STATED GOAL: Take each line containing the word "screenshot" and copy it.

EXERCISE MATERIALS:
-- START --

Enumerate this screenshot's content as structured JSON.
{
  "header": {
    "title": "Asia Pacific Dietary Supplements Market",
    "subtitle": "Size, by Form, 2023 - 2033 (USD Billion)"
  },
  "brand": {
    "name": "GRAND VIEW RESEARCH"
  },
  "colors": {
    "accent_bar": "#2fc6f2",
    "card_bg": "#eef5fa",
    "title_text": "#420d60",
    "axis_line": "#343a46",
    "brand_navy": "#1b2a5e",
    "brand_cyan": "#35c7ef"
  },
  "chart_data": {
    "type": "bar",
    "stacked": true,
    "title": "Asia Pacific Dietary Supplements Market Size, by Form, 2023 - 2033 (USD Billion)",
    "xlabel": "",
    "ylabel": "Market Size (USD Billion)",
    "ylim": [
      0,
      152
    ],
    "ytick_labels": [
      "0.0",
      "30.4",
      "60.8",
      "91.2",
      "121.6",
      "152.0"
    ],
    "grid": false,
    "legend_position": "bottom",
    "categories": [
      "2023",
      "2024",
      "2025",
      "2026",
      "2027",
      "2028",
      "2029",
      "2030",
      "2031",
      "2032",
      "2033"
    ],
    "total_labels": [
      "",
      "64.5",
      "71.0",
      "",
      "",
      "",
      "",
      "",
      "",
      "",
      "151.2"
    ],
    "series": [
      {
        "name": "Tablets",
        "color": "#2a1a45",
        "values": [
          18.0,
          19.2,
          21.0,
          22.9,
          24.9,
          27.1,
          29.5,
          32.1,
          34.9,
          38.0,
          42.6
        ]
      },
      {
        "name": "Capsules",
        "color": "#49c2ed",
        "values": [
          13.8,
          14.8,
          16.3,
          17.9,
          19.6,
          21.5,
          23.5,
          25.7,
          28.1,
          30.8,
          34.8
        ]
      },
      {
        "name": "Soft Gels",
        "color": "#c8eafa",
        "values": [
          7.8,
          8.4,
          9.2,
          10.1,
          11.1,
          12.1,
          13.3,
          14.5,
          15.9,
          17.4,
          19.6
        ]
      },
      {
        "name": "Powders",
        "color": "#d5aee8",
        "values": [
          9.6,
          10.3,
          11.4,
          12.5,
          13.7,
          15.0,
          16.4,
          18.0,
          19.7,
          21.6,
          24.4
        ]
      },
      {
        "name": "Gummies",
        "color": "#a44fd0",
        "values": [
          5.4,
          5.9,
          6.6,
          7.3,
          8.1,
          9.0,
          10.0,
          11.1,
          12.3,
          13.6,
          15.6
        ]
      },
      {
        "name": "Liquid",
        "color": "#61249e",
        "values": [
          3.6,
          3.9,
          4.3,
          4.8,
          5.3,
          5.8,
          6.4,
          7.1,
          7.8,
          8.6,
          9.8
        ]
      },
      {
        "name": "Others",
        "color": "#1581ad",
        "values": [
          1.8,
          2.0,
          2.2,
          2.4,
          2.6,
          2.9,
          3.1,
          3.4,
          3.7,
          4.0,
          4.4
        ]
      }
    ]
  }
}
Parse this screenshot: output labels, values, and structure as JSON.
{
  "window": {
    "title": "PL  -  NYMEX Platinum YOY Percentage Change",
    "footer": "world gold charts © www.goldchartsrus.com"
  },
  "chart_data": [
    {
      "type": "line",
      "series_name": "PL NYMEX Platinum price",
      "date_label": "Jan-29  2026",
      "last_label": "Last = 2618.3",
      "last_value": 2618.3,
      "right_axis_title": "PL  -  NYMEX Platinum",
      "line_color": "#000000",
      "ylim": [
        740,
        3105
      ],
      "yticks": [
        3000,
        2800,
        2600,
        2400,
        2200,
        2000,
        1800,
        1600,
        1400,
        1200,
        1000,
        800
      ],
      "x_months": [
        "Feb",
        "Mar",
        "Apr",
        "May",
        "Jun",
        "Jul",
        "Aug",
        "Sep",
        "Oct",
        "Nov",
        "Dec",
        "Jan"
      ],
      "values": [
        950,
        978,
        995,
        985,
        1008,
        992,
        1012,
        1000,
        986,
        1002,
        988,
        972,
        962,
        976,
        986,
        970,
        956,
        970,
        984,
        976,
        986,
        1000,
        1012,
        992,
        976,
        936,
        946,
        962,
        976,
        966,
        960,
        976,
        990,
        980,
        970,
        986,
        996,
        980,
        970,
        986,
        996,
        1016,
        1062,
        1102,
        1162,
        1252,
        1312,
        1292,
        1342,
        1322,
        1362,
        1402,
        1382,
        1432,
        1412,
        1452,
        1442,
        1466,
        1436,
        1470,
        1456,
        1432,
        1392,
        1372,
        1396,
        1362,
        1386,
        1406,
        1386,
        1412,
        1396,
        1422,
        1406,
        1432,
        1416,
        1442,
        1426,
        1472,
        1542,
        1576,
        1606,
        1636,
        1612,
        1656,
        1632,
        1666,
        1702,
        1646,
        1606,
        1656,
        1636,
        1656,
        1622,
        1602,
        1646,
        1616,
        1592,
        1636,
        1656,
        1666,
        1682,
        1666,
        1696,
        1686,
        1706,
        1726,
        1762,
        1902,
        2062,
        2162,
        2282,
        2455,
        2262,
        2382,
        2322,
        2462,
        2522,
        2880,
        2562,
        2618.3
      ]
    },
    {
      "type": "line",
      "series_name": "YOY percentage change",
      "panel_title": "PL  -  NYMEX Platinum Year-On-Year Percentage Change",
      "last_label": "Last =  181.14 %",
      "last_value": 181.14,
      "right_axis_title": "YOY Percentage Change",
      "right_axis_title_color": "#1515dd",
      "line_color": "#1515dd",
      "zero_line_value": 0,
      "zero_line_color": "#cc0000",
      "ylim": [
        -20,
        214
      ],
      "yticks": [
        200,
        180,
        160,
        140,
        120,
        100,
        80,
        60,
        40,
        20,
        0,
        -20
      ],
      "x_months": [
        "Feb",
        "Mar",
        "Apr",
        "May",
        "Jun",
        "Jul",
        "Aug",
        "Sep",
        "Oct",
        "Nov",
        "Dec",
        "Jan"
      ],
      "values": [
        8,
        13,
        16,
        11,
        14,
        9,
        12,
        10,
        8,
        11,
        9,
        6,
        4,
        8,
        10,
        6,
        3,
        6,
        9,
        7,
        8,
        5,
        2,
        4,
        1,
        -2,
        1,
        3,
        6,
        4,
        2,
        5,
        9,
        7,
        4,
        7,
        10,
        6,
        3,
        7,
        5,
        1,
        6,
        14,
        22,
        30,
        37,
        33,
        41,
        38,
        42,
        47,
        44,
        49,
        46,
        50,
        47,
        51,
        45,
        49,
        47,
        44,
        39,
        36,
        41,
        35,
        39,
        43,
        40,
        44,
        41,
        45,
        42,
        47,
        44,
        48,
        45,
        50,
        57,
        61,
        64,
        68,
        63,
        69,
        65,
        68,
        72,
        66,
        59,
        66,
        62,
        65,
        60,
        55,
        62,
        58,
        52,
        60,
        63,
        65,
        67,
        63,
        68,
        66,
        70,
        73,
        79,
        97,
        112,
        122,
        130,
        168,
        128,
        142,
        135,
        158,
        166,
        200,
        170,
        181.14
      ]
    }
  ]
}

-- END --

TASK ANSWER:
Enumerate this screenshot's content as structured JSON.
Parse this screenshot: output labels, values, and structure as JSON.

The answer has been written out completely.